_Items_
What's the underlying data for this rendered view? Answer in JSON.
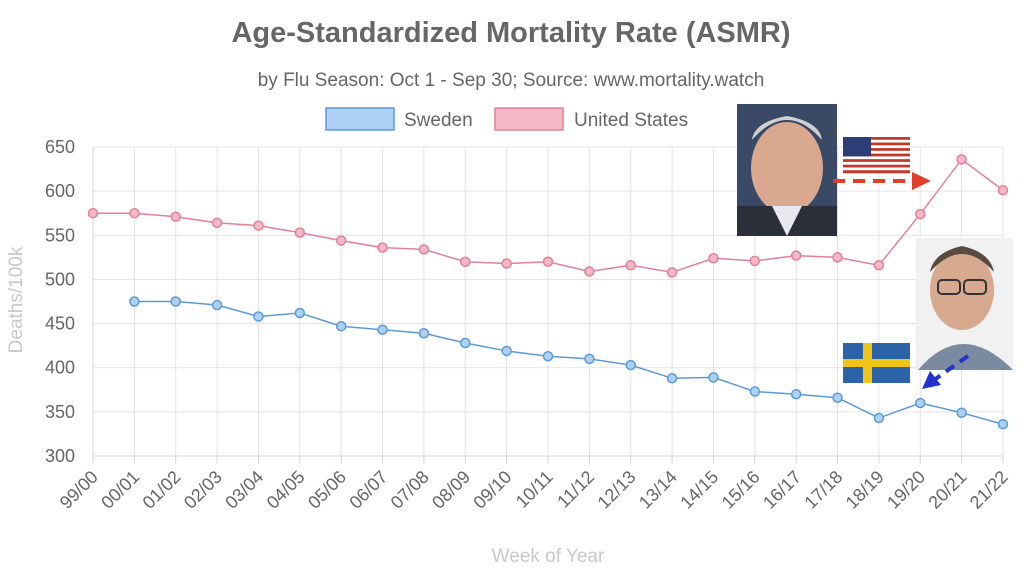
{
  "chart_data": {
    "type": "line",
    "title": "Age-Standardized Mortality Rate (ASMR)",
    "subtitle": "by Flu Season: Oct 1 - Sep 30; Source: www.mortality.watch",
    "xlabel": "Week of Year",
    "ylabel": "Deaths/100k",
    "ylim": [
      300,
      650
    ],
    "yticks": [
      300,
      350,
      400,
      450,
      500,
      550,
      600,
      650
    ],
    "grid": true,
    "legend": "top-center",
    "categories": [
      "99/00",
      "00/01",
      "01/02",
      "02/03",
      "03/04",
      "04/05",
      "05/06",
      "06/07",
      "07/08",
      "08/09",
      "09/10",
      "10/11",
      "11/12",
      "12/13",
      "13/14",
      "14/15",
      "15/16",
      "16/17",
      "17/18",
      "18/19",
      "19/20",
      "20/21",
      "21/22"
    ],
    "series": [
      {
        "name": "Sweden",
        "color": "#5b9bd5",
        "fill": "#aed0f5",
        "values": [
          null,
          475,
          475,
          471,
          458,
          462,
          447,
          443,
          439,
          428,
          419,
          413,
          410,
          403,
          388,
          389,
          373,
          370,
          366,
          343,
          360,
          349,
          336
        ]
      },
      {
        "name": "United States",
        "color": "#e0819a",
        "fill": "#f5b8c7",
        "values": [
          575,
          575,
          571,
          564,
          561,
          553,
          544,
          536,
          534,
          520,
          518,
          520,
          509,
          516,
          508,
          524,
          521,
          527,
          525,
          516,
          574,
          636,
          601
        ]
      }
    ]
  },
  "overlays": {
    "us_flag_icon": "us-flag-icon",
    "sweden_flag_icon": "sweden-flag-icon",
    "arrow_red_color": "#e0402a",
    "arrow_blue_color": "#2233cc"
  }
}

_Work required_
List every line in the records above that contains the word "flag".

_Written reply_
    "us_flag_icon": "us-flag-icon",
    "sweden_flag_icon": "sweden-flag-icon",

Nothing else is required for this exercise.